■ **Problem to work on**: Which lines in the material below contain the word "ylabel"? Copy each of them.

■ **Record list**:
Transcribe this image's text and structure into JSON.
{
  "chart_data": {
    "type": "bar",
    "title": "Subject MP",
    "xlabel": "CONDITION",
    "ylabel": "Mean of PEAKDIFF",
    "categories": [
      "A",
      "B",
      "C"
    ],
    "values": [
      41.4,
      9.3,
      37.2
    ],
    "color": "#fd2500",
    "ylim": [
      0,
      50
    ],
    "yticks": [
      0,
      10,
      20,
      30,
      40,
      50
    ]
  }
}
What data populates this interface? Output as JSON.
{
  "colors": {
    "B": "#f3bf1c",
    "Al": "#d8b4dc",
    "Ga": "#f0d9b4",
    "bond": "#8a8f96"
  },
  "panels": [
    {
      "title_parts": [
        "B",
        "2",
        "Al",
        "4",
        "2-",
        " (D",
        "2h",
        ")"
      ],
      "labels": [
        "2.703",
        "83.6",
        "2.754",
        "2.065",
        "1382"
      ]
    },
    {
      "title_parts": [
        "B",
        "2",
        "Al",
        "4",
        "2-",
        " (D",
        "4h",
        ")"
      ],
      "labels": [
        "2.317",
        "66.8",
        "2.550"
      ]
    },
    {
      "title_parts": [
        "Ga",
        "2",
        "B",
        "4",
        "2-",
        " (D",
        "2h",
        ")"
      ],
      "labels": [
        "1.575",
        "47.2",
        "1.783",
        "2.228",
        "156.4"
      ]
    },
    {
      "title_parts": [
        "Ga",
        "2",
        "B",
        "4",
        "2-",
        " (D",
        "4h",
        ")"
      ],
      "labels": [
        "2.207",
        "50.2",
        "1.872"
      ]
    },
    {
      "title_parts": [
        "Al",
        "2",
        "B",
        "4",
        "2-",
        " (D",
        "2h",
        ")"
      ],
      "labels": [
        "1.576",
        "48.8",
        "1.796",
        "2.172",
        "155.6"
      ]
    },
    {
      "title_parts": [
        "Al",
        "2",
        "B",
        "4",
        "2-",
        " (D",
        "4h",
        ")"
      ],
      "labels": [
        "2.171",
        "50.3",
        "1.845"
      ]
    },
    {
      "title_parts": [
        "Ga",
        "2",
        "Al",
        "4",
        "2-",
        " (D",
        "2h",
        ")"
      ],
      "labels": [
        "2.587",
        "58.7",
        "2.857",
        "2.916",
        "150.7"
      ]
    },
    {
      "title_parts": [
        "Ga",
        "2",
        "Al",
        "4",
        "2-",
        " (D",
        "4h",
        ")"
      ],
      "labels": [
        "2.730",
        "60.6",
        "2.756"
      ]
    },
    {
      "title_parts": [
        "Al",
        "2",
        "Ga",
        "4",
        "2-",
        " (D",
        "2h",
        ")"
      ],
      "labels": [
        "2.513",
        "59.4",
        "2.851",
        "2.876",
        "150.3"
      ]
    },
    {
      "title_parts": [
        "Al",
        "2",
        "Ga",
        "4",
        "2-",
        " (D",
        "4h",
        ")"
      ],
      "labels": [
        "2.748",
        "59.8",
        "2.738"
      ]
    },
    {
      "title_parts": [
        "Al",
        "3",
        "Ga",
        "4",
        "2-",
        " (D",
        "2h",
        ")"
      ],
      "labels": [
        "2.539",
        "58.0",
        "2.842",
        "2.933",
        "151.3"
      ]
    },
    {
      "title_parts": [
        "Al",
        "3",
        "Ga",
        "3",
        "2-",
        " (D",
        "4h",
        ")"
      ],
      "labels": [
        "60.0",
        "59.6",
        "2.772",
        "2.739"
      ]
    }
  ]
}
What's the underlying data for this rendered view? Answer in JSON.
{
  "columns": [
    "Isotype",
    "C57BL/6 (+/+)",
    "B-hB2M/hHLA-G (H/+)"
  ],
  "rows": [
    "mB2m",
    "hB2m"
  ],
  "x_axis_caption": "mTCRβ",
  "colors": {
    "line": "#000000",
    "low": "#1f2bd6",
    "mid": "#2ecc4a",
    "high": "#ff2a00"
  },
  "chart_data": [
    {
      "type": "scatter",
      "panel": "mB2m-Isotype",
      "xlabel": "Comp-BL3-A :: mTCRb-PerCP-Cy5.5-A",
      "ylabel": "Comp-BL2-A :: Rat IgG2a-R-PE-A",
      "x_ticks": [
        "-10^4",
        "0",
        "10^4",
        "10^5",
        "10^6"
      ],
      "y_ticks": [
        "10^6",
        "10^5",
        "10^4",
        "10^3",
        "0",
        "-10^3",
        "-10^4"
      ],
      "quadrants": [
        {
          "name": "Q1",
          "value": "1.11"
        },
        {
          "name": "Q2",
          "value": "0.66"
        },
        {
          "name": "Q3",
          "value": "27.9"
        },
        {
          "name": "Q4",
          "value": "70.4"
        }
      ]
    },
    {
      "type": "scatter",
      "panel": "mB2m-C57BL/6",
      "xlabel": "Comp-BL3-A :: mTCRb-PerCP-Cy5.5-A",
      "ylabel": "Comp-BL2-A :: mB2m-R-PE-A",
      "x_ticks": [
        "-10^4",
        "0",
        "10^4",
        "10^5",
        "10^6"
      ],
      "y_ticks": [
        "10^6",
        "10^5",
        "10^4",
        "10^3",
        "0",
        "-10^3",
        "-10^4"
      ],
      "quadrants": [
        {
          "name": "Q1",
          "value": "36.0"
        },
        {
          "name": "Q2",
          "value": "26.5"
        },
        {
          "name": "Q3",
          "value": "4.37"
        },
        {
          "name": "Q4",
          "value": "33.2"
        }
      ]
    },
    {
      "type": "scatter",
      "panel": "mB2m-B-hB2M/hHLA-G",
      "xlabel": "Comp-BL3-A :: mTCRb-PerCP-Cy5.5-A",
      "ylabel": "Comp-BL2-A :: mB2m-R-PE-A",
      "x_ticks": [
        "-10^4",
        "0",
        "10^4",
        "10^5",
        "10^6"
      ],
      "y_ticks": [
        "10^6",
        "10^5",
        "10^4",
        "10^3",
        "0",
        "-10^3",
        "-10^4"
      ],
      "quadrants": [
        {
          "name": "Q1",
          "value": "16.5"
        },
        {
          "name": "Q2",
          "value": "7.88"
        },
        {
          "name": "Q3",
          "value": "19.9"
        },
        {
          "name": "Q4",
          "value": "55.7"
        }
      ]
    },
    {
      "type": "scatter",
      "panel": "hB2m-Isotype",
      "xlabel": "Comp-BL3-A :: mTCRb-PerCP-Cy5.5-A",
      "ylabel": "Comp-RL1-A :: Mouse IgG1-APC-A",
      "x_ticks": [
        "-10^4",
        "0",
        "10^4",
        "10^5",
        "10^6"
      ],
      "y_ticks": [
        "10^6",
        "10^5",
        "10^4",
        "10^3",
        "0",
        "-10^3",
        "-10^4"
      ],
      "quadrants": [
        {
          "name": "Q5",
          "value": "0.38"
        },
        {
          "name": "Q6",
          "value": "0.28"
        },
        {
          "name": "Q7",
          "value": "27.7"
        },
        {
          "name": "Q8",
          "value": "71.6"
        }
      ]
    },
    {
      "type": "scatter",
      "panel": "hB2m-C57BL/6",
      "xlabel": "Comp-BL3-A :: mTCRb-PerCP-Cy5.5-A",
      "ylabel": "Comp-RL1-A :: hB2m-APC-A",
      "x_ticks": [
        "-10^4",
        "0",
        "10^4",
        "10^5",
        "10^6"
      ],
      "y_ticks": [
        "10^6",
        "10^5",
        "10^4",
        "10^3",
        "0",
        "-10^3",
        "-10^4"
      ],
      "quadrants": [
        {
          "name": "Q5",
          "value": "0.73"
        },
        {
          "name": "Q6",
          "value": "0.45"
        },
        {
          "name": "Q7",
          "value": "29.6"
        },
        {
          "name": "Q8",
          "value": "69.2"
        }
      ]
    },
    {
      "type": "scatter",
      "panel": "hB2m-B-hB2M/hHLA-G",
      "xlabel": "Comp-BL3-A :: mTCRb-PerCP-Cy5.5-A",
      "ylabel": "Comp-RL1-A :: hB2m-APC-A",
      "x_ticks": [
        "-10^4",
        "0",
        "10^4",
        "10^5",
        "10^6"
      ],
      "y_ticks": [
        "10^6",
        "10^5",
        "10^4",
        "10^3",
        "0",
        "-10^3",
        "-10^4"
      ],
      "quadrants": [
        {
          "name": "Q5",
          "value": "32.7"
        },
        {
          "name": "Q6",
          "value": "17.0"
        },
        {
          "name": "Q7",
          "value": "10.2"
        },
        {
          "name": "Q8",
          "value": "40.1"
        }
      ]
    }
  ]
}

■ **Completed task**:
    "ylabel": "Mean of PEAKDIFF",
      "ylabel": "Comp-BL2-A :: Rat IgG2a-R-PE-A",
      "ylabel": "Comp-BL2-A :: mB2m-R-PE-A",
      "ylabel": "Comp-BL2-A :: mB2m-R-PE-A",
      "ylabel": "Comp-RL1-A :: Mouse IgG1-APC-A",
      "ylabel": "Comp-RL1-A :: hB2m-APC-A",
      "ylabel": "Comp-RL1-A :: hB2m-APC-A",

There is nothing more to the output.